This script outputs key information about the GKE cluster and bastion VM. These outputs are useful for referencing the cluster endpoint and bastion IP address, making it easier to connect to and manage the GKE cluster.

Step 9: Define Variables

In the variables.tf file, we define all necessary variables for our setup.

variable "project_id" {
  description = "Google Cloud Platform project ID"
  type        = string
}
variable "region" {
  description = "Google Cloud region"
  type        = string
}
variable "gke_options" {
  description = "GKE Options"
  type = object({
    cluster_name            = string
    node_locations          = list(string)
    enable_private_nodes    = bool
    enable_private_endpoint = bool
    master_ipv4_cidr_block  = string
  })
}
variable "network_options" {
  description = "Network Options"
  type = object({
    subnet_name   = string
    vpc_name      = string
    subnet_cidr   = string
    pods_cidr     = string
    services_cidr = string
    nat_name      = string
    router_name   = string
    global_ip     = string
  })
}
variable "bastion_options" {
  description = "Bastion Options"
  type = object({
    bastion_name           = string
    bastion_machine_type   = string
    bastion_image          = string
    bastion_startup_script = string
    bastion_tags           = list(string)
  })
}
variable "firewall_options" {
  description = "Firewall Options"
  type = object({
    firewall_name            = string
    firewall_ports           = list(string)
    firewall_source_ranges   = list(string)
    firewall_target_tags     = list(string)
  })
}
variable "service_account_roles" {
  description = "List of roles to be assigned to the bastion service account"
  type        = list(string)
}

This script lists all the variables used throughout our Terraform scripts, providing a centralized location for configuration values.

Step 10: Populate Variables

In the vars.tfvars file, populate the variables with appropriate values.

project_id             = "your-project-id"
region                 = "your-region"  
cluster_name           = "your-cluster-name"
vpc_name               = "your-vpc-name"
subnet_name            = "your-subnet-name"
gke_node_cidr          = "your-node-cidr"
pods_cidr              = "your-pods-cidr"
svc_cidr               = "your-sv-cidr"
gke_master_cidr        = "your-gke-master-cidr-block"

● Instructions to follow
Decide whether each statement below agrees with the Terraform setup steps above. Answer yes or no for each, quoting the words of the text that decide it.
1. The variables for the setup are defined in the variables.tf file.
2. The service_account_roles variable lists roles to be assigned to the GKE cluster's nodes.
3. The outputs make it easier to connect to and manage the GKE cluster.

● Recorded information
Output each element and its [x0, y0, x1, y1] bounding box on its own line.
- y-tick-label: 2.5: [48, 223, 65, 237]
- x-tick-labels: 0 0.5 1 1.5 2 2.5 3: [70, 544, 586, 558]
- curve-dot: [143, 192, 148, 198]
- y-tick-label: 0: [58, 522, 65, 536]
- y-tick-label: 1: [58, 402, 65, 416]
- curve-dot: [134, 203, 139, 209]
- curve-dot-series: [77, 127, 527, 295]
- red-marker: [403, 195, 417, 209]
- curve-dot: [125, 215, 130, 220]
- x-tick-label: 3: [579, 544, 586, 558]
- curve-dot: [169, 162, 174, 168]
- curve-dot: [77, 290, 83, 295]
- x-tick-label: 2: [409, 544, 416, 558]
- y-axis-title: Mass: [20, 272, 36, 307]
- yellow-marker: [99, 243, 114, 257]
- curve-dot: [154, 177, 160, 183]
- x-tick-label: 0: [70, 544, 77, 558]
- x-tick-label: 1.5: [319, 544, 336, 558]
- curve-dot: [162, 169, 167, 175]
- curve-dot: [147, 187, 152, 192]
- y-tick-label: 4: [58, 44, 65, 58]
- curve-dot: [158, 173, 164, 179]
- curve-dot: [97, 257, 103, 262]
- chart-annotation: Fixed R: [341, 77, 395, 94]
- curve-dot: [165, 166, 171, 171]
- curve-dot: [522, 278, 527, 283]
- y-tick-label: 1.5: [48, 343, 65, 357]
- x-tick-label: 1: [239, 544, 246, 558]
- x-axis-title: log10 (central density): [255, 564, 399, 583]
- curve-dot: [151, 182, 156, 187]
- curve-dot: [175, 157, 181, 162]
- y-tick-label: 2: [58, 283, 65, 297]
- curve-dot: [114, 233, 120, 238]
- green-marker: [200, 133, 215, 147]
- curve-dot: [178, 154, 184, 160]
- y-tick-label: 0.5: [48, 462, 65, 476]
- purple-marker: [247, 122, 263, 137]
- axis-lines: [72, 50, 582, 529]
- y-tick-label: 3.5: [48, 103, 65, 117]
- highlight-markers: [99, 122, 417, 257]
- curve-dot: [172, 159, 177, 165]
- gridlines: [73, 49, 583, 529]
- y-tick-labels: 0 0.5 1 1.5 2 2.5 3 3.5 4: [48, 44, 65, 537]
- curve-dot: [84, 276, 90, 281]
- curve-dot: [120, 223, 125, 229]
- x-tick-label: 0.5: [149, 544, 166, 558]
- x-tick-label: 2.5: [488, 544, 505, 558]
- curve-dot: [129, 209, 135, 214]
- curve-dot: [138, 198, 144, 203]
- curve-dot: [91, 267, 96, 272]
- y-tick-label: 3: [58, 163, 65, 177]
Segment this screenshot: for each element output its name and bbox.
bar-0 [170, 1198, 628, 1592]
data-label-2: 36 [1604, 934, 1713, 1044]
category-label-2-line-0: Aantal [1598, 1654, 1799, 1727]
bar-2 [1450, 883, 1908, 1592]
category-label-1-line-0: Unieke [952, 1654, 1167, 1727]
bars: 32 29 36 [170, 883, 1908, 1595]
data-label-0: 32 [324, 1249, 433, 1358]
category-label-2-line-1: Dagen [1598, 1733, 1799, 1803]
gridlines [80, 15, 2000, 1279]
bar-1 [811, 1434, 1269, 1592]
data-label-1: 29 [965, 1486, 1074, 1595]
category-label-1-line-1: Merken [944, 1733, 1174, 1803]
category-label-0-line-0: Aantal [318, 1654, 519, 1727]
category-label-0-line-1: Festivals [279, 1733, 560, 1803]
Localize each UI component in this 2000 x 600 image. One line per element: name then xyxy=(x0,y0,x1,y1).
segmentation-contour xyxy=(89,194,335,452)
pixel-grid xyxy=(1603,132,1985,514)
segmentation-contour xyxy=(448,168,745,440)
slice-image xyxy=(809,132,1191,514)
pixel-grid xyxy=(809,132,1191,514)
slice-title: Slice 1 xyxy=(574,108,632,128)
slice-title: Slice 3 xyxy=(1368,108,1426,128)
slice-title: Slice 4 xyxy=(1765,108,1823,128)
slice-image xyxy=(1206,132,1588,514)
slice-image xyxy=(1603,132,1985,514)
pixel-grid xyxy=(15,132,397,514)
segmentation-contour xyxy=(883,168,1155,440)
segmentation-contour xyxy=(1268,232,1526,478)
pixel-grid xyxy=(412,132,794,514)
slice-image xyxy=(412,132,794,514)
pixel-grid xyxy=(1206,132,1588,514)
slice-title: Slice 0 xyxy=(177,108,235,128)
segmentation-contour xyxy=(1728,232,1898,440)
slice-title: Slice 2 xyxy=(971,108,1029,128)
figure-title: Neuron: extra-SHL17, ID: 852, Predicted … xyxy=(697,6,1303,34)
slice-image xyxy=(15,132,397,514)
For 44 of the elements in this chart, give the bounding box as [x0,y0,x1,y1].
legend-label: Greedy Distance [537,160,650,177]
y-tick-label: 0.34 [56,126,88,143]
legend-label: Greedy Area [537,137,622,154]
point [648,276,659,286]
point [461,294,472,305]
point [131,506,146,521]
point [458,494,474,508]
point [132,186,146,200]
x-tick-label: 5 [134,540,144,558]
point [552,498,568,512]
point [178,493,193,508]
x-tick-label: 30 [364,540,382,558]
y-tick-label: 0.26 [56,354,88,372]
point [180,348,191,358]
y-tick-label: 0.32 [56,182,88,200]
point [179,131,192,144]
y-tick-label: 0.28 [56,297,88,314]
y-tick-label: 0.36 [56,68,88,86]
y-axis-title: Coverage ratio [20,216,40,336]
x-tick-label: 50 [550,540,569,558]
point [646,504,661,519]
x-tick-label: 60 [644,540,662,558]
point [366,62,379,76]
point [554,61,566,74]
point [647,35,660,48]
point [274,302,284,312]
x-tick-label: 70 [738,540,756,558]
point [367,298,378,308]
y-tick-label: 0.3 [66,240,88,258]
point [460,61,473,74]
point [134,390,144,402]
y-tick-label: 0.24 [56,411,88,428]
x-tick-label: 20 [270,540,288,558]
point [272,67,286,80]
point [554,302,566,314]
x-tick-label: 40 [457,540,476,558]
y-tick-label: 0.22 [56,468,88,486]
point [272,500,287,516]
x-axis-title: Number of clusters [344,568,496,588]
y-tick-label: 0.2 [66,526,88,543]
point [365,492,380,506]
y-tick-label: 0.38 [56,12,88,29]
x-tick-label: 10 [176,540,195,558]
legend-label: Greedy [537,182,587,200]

● Exercise solution
1. Yes: "In the variables.tf file, we define all necessary variables for our setup."
2. No: "List of roles to be assigned to the bastion service account"
3. Yes: "making it easier to connect to and manage the GKE cluster."